*WORK ITEM*
In the open science text below, please list every level the speaker says action lines should be coupled on, from first to last.
++++ TEXT SECTION
In order to solve major challenges to our society, such as Ebola, it is not enough to publicize a result or filing a patent. Someone must also take responsibility for getting things to work “in real life”. The business sector fills that role where there is a commercial potential, but, naturally, not all the challenges we face have a commercial potential. That is why it must be a public responsibility to be in the driver’s seat, when turning new scientific results into new solutions that affect peoples’ lives. And we believe that more openness and better circulation of knowledge is essential to maximizing research impact.

Various expert groups have pointed to the fact that several of the major barriers we are facing are social rather than technical. As we have heard, within several disciplines researchers lack an open data sharing culture. We have also heard people argue that too much attention is paid to where people publish, and not enough to the actual quality and verifiability of what is published.

When it comes to open science we are facing a collective action problem, or rather a set of collective action problems. To overcome them, politicians and the various stakeholders must work together on all levels, both within Europe and globally. Coordinating activities is a key issue. Only through joint and concerted actions we can hope to counteract the fear of negative first-mover effects and other worries that seem to hamper further progress.

Norway may serve as a an example. We were among the forerunners and adopted a national policy on open access as early as back in 2005. But we have been cautious. Norway is a small country. We have to tread carefully. On the one hand we want to push for progress. But on the other hand we don't want to risk enforcing policies that makes it difficult for our own researchers to do what they perceive will give the highest quality and the best results –and the best chances of landing a job or a grant. 

So, from where I stand, as a politician from a small country, I will point especially to the need for

  • coordination of selective incentives, standards, and common and sustainable funding models
  • And I will underline the need for expedient ways to share information and set common goals. We need to share information and strive towards greater transparency when it comes to deals with the publishers, cost transparency on APCs, on data management, on service level agreements and so on. And we need to discuss common concrete and measurable goals, and aim for reaching them within reasonable dates. We also need to establish reliable, comparable data to monitor progress.

In short: To take open science forward I think we need to discuss incentives, principles for information sharing and goal setting.

When it comes to incentives and funding I would like to highlight some of the recommendations from the ERAC Opinion on Open Research Data. There is a need to establish a reward system for data sharing activities. Data sharing and open research habits should be credited and encouraged. And this is closely linked to open access publishing. The principles for open access to scientific publications should also largely apply to open research data, including standardized reward systems for publishing and citing.

When it comes to mechanisms for sharing information and setting common goals, I think there is no need to reinvent the wheel. Hopefully we can work through already existing groups and organizations. What is important, I think, is that we do our best to join forces and couple action lines on all levels from national funders to research institutions to departments and the researchers themselves. And we need to keep a good dialogue with the publishers.

As for information sharing on the country level I will point to the ERA groups as an important tool, and to the implementation and monitoring of the ERA Roadmap priority no. 5 "Optimal circulation, access to and transfer of scientific knowledge". Hopefully the Member States' and Associated Countries' national ERA action plans and strategies will prove to be fruitful means of alignment.

I also look forward to learning more about the Commission initiative of the Open Science Policy Platform. I trust that policy advice and recommendations from such a high-level advisory group with all stakeholders represented will prove to be very useful.

I think I'll end here, and leave room for the panel discussion.
++++++++
++++ EXTRACTED INFORMATION
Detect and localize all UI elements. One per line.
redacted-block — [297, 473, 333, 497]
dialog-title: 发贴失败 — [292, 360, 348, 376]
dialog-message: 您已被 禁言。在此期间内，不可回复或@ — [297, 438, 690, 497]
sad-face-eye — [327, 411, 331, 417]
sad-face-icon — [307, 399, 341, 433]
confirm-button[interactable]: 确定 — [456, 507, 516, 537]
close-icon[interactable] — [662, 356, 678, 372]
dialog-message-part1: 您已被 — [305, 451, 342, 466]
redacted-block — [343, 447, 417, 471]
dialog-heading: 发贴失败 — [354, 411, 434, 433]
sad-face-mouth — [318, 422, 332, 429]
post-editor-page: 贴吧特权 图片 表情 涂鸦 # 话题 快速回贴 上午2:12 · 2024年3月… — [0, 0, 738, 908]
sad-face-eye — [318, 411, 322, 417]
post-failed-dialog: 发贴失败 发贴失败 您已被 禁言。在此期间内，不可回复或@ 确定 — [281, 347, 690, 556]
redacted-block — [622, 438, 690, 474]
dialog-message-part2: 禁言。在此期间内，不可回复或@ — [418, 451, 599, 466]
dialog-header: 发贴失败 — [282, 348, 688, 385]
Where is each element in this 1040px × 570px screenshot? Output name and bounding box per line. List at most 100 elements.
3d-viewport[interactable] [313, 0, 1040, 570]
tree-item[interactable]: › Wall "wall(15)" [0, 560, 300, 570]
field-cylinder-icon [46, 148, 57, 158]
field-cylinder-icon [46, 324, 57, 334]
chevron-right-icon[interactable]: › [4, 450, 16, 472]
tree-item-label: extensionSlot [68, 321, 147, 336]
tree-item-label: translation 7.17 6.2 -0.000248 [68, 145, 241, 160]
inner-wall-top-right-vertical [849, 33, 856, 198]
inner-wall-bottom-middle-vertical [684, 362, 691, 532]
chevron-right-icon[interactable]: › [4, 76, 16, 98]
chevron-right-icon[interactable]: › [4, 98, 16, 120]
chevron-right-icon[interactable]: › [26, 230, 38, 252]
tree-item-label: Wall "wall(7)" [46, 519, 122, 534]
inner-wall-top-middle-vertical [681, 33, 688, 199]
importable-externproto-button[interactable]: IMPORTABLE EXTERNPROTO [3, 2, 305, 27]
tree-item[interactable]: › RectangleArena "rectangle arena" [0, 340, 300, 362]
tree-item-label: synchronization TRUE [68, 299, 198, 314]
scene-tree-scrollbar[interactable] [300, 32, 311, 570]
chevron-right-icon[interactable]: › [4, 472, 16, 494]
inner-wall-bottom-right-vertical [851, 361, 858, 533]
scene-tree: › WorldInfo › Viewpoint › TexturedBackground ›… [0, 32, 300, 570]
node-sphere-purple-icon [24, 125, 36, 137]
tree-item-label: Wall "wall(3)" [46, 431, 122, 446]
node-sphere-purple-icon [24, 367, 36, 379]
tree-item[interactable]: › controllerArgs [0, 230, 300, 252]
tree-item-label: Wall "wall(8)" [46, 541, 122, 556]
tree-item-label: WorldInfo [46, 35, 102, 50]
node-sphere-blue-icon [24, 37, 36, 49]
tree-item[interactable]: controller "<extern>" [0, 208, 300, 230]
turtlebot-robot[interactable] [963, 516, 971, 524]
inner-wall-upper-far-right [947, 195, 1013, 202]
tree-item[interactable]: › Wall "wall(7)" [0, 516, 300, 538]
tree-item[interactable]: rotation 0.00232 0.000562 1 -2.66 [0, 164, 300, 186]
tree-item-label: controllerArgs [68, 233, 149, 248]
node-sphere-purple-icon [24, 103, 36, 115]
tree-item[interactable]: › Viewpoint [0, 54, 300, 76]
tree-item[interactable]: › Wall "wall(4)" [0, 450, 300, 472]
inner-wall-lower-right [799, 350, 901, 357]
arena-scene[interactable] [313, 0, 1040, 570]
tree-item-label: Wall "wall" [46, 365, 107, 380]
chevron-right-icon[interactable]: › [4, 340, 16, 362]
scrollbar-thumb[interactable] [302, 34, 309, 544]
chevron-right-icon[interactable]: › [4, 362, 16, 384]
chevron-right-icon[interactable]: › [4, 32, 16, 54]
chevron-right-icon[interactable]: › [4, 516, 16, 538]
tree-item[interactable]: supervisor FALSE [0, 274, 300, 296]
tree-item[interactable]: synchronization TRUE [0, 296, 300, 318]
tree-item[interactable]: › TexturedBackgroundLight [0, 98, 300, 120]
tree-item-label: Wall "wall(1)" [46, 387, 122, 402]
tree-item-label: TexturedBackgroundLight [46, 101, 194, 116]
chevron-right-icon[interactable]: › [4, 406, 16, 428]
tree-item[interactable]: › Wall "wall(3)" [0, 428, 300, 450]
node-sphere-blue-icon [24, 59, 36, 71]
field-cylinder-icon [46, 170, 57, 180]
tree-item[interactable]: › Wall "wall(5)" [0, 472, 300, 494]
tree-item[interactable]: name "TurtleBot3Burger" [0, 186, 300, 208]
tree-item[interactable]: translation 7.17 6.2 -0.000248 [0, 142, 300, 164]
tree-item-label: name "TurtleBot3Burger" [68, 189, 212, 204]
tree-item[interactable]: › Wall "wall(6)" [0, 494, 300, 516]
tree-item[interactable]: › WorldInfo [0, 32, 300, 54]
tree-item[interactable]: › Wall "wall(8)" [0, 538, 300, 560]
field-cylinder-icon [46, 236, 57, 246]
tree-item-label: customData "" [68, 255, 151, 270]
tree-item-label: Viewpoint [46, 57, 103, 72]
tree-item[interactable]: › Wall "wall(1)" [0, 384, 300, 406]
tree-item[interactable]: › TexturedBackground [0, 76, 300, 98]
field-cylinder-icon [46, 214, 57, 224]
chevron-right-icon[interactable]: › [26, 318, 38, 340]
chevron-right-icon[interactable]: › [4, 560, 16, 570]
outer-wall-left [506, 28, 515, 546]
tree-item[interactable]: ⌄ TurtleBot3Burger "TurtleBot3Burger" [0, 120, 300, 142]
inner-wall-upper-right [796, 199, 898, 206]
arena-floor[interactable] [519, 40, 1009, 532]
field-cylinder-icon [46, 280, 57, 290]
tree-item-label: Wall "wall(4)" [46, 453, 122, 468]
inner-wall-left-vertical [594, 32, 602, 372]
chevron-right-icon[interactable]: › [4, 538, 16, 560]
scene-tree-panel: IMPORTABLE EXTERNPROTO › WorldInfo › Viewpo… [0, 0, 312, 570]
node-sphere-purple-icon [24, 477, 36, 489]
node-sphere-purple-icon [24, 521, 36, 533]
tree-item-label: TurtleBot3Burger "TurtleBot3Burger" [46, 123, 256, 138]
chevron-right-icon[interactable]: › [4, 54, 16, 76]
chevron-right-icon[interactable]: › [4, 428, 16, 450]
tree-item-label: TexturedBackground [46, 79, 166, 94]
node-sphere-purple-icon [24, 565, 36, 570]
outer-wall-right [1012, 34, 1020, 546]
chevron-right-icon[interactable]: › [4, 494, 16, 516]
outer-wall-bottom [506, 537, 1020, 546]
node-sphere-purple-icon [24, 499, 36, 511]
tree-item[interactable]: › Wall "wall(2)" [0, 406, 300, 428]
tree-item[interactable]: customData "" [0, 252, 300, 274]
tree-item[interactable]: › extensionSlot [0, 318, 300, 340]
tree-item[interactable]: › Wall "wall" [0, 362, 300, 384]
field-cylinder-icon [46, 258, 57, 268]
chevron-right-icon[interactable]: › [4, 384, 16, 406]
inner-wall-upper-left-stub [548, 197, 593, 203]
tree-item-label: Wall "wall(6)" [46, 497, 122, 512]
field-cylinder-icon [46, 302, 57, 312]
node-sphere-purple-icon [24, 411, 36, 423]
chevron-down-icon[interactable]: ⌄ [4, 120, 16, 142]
++++++++
*PROBLEM SOLUTION*
- national funders
- research institutions
- departments
- the researchers themselves